* **SOURCE DATA**:
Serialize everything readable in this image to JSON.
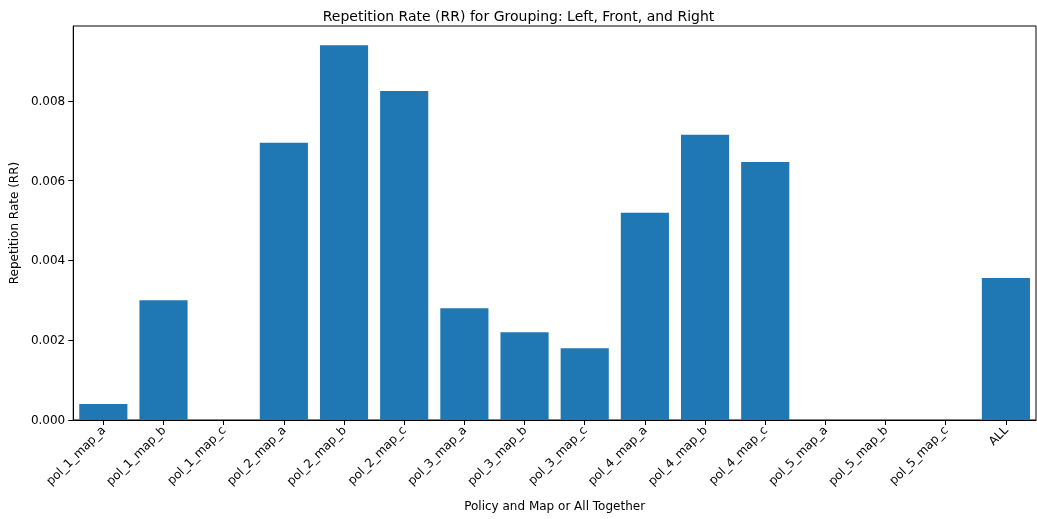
{
  "chart_data": {
    "type": "bar",
    "title": "Repetition Rate (RR) for Grouping: Left, Front, and Right",
    "xlabel": "Policy and Map or All Together",
    "ylabel": "Repetition Rate (RR)",
    "categories": [
      "pol_1_map_a",
      "pol_1_map_b",
      "pol_1_map_c",
      "pol_2_map_a",
      "pol_2_map_b",
      "pol_2_map_c",
      "pol_3_map_a",
      "pol_3_map_b",
      "pol_3_map_c",
      "pol_4_map_a",
      "pol_4_map_b",
      "pol_4_map_c",
      "pol_5_map_a",
      "pol_5_map_b",
      "pol_5_map_c",
      "ALL"
    ],
    "values": [
      0.0004,
      0.003,
      0,
      0.00695,
      0.0094,
      0.00825,
      0.0028,
      0.0022,
      0.0018,
      0.0052,
      0.00715,
      0.00647,
      0,
      0,
      0,
      0.00356
    ],
    "color": "#1f77b4",
    "ylim": [
      0,
      0.00988
    ],
    "yticks": [
      {
        "value": 0,
        "label": "0.000"
      },
      {
        "value": 0.002,
        "label": "0.002"
      },
      {
        "value": 0.004,
        "label": "0.004"
      },
      {
        "value": 0.006,
        "label": "0.006"
      },
      {
        "value": 0.008,
        "label": "0.008"
      }
    ],
    "grid": false
  }
}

* **TASK**: Repeat the listing above exactly, with no pictures.

* **FINISHED TASK**:
Serialize everything readable in this image to JSON.
{
  "chart_data": {
    "type": "bar",
    "title": "Repetition Rate (RR) for Grouping: Left, Front, and Right",
    "xlabel": "Policy and Map or All Together",
    "ylabel": "Repetition Rate (RR)",
    "categories": [
      "pol_1_map_a",
      "pol_1_map_b",
      "pol_1_map_c",
      "pol_2_map_a",
      "pol_2_map_b",
      "pol_2_map_c",
      "pol_3_map_a",
      "pol_3_map_b",
      "pol_3_map_c",
      "pol_4_map_a",
      "pol_4_map_b",
      "pol_4_map_c",
      "pol_5_map_a",
      "pol_5_map_b",
      "pol_5_map_c",
      "ALL"
    ],
    "values": [
      0.0004,
      0.003,
      0,
      0.00695,
      0.0094,
      0.00825,
      0.0028,
      0.0022,
      0.0018,
      0.0052,
      0.00715,
      0.00647,
      0,
      0,
      0,
      0.00356
    ],
    "color": "#1f77b4",
    "ylim": [
      0,
      0.00988
    ],
    "yticks": [
      {
        "value": 0,
        "label": "0.000"
      },
      {
        "value": 0.002,
        "label": "0.002"
      },
      {
        "value": 0.004,
        "label": "0.004"
      },
      {
        "value": 0.006,
        "label": "0.006"
      },
      {
        "value": 0.008,
        "label": "0.008"
      }
    ],
    "grid": false
  }
}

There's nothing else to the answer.